> [Supplied entries]:
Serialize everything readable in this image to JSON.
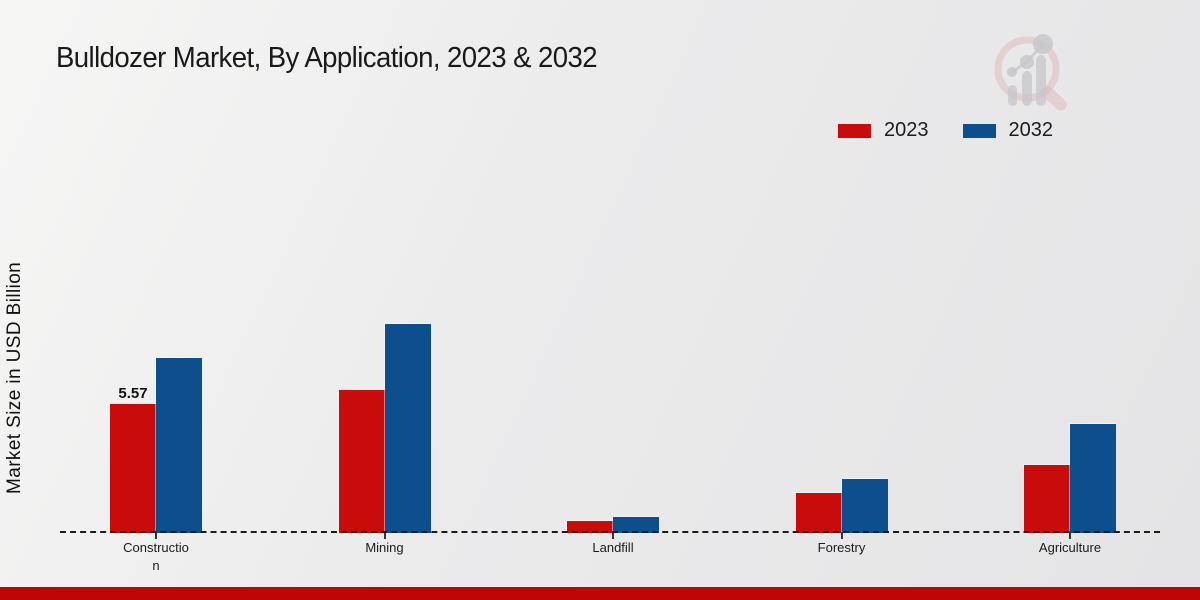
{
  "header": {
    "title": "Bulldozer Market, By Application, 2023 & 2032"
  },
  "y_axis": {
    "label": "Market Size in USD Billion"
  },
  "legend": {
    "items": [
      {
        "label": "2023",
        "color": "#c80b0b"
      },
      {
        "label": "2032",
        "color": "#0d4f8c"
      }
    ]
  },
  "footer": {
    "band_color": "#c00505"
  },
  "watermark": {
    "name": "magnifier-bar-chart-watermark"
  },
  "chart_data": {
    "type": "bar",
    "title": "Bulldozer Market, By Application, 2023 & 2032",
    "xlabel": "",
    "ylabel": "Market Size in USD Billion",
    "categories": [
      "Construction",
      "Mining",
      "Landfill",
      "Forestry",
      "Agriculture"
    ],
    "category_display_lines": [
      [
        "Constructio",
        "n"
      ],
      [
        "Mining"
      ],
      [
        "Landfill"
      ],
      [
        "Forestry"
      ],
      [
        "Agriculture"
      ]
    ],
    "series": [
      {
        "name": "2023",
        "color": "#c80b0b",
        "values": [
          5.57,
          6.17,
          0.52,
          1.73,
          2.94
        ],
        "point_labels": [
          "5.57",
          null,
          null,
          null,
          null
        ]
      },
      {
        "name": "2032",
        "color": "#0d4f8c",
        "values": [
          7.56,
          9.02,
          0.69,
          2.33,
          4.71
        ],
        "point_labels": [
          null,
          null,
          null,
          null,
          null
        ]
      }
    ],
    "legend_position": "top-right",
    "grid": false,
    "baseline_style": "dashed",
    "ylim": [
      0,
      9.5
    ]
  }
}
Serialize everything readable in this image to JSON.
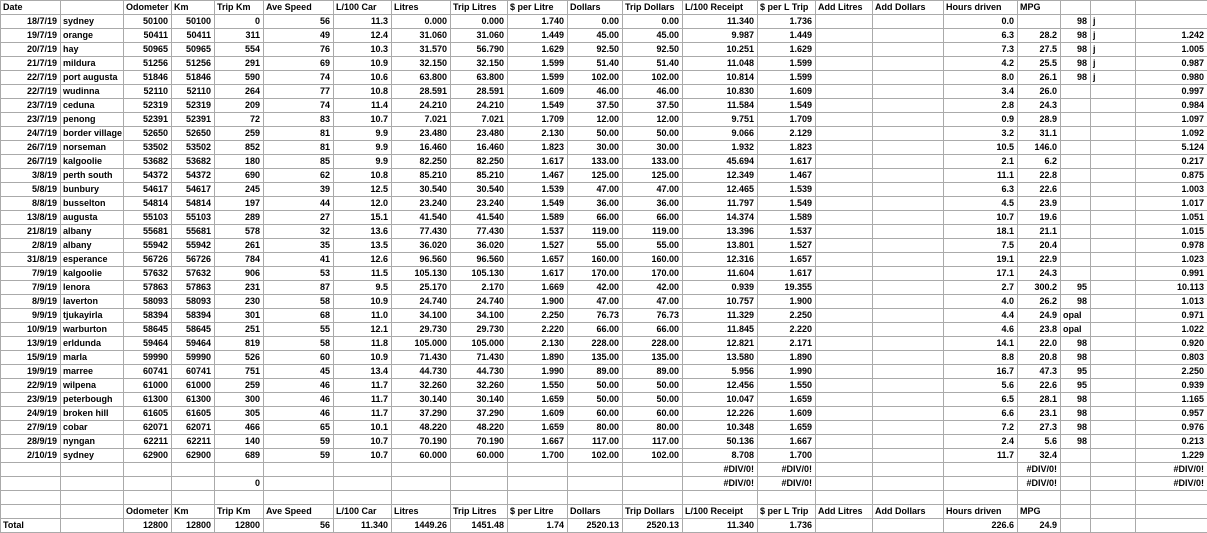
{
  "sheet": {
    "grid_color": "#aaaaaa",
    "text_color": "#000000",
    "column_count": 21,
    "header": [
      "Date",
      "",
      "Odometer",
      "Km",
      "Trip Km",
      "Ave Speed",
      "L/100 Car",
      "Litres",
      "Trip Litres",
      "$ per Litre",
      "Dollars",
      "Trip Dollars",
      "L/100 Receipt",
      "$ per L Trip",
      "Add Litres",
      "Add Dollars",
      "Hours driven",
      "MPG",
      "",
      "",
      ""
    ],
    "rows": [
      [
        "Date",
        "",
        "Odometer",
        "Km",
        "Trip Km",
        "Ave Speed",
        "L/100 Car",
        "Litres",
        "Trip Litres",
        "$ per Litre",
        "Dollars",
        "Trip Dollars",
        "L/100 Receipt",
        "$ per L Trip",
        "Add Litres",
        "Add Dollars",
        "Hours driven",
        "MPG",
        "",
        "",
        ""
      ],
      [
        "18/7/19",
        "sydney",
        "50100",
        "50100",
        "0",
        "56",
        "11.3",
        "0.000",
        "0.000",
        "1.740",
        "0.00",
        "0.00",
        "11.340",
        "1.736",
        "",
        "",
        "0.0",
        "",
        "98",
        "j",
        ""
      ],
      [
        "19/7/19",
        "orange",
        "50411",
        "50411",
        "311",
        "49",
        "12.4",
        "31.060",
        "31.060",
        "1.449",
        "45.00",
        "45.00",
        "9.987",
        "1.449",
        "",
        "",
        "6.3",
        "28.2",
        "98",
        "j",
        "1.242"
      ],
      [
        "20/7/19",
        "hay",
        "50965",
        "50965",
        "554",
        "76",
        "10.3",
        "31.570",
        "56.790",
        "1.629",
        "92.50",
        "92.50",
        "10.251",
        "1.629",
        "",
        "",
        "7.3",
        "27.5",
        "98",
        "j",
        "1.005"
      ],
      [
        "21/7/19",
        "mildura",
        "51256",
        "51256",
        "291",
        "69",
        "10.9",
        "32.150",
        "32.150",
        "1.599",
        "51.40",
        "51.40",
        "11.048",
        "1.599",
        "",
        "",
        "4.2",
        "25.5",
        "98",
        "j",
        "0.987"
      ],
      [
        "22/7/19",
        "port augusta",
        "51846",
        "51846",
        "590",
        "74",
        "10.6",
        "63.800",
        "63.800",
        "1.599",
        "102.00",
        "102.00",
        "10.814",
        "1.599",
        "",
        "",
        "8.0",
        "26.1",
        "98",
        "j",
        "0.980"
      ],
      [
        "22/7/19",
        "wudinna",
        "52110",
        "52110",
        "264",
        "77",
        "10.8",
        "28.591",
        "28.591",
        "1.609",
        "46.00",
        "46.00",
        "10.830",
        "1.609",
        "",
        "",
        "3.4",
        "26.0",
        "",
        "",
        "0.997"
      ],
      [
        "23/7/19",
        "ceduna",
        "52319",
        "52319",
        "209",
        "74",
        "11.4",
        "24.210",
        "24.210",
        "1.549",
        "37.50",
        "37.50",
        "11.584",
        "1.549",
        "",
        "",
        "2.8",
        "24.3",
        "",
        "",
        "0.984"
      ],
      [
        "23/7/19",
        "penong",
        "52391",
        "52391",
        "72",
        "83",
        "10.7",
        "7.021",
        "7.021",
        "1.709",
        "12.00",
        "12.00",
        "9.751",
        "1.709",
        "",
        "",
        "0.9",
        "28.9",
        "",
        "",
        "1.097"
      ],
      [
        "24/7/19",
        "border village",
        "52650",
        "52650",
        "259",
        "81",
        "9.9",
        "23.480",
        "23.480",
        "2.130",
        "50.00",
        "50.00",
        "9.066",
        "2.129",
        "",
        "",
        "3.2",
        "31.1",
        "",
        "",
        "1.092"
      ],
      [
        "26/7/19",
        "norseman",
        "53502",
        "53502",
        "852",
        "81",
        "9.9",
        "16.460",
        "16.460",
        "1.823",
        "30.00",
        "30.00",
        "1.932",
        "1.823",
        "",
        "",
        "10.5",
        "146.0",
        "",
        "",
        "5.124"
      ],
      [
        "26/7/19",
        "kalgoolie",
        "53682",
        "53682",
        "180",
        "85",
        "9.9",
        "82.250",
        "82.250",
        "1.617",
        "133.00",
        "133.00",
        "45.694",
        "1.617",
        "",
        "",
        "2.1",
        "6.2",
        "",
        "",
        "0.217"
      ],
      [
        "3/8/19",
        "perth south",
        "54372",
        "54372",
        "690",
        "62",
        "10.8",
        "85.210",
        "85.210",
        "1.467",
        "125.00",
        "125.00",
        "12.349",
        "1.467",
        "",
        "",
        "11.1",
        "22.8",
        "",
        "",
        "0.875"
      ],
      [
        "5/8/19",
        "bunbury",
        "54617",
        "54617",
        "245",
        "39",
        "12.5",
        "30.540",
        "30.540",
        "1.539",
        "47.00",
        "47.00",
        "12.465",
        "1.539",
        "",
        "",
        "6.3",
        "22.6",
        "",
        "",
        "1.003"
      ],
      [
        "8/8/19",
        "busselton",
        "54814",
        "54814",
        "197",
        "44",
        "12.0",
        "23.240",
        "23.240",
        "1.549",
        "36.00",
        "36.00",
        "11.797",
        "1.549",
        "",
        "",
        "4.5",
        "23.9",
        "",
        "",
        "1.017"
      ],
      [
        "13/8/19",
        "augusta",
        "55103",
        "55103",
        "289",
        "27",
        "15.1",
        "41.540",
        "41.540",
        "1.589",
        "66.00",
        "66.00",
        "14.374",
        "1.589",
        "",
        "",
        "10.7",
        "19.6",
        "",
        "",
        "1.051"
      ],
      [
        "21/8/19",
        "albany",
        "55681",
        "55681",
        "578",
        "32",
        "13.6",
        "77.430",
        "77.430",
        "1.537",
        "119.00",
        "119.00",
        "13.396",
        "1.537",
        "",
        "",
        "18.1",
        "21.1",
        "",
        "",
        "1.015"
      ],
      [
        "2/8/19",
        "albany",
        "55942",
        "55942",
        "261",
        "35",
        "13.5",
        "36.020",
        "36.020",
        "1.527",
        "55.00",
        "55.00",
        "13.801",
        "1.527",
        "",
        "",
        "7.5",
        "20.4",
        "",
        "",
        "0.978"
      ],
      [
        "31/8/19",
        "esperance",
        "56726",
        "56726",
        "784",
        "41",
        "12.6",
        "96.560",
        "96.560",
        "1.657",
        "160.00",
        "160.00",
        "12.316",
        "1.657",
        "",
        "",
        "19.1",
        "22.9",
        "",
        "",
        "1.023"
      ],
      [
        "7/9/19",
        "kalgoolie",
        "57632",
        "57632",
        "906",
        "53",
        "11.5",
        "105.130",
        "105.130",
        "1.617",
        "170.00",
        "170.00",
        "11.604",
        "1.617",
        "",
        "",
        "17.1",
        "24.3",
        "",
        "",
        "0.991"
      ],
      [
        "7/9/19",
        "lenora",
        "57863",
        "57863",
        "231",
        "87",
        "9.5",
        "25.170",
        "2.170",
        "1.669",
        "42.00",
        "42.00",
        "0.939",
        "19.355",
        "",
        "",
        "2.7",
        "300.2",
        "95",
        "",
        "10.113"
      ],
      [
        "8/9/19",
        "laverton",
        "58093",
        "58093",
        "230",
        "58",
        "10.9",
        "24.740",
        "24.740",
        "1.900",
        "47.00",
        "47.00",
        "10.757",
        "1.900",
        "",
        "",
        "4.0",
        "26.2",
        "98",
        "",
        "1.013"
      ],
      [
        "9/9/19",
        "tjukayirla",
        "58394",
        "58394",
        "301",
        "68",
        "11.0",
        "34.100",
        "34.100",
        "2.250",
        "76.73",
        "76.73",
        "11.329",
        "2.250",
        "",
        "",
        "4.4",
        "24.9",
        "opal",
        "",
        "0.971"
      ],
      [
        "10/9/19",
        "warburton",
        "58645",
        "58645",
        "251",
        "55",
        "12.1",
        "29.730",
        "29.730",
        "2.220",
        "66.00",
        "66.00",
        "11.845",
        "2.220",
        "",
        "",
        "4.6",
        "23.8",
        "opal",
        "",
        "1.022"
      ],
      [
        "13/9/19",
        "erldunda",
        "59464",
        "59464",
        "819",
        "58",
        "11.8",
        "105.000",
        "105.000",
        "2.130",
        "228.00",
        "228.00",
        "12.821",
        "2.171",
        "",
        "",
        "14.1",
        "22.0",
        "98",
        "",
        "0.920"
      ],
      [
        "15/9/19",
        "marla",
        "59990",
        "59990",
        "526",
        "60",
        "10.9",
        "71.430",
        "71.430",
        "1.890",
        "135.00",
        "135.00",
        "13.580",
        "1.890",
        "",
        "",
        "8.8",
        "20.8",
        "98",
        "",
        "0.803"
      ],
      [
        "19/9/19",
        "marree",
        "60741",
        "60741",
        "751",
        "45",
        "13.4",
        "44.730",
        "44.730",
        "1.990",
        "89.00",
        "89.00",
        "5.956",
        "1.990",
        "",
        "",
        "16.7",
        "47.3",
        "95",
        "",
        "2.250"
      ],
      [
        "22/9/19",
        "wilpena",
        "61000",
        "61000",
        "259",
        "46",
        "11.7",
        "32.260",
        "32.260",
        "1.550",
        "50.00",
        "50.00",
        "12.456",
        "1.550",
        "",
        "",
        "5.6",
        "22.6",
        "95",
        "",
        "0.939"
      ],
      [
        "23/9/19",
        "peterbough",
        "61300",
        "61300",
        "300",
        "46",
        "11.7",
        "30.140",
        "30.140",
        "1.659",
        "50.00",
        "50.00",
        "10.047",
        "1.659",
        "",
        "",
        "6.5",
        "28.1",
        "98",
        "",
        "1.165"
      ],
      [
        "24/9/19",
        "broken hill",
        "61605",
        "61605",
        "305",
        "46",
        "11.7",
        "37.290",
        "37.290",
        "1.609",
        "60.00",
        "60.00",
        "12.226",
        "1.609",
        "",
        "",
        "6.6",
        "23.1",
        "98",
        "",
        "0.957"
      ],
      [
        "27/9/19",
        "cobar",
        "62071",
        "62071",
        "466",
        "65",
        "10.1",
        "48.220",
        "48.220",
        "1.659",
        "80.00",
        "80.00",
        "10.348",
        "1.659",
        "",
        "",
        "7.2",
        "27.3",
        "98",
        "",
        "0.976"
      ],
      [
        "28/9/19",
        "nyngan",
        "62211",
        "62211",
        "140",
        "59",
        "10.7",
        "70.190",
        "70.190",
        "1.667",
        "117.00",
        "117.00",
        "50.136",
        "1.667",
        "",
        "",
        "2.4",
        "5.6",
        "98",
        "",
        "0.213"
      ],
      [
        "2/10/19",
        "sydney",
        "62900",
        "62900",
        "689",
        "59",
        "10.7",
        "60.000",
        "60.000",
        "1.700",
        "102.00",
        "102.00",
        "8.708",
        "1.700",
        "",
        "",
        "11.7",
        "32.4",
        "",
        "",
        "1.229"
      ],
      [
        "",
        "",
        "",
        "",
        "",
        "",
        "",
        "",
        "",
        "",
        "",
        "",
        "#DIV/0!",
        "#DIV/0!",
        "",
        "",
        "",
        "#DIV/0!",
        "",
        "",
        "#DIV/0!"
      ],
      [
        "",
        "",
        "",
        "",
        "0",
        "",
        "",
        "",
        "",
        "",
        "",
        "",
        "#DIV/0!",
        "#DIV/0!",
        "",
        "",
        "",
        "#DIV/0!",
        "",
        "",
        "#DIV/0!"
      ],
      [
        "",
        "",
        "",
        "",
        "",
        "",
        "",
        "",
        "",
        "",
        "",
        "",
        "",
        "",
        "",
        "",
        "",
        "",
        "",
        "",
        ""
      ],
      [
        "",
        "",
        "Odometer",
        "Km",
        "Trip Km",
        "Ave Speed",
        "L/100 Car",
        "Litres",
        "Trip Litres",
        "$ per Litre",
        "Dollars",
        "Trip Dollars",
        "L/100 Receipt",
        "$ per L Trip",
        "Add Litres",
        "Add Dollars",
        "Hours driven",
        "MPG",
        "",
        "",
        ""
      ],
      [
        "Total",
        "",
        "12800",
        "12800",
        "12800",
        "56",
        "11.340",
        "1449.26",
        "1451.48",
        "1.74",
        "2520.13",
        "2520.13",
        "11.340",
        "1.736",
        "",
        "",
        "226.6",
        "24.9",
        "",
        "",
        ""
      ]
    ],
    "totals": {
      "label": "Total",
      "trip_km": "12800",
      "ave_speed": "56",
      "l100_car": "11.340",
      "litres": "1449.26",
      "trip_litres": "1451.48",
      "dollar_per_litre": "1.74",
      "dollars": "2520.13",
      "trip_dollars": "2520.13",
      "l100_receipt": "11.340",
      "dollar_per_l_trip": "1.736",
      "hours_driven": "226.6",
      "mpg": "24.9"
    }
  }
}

> [What the task requires]: Look through the material and copy each line that has "title".

> [Completed exercise]:
    "title": "Bulldozer Market, By Application, 2023 & 2032"
    "title": "Bulldozer Market, By Application, 2023 & 2032",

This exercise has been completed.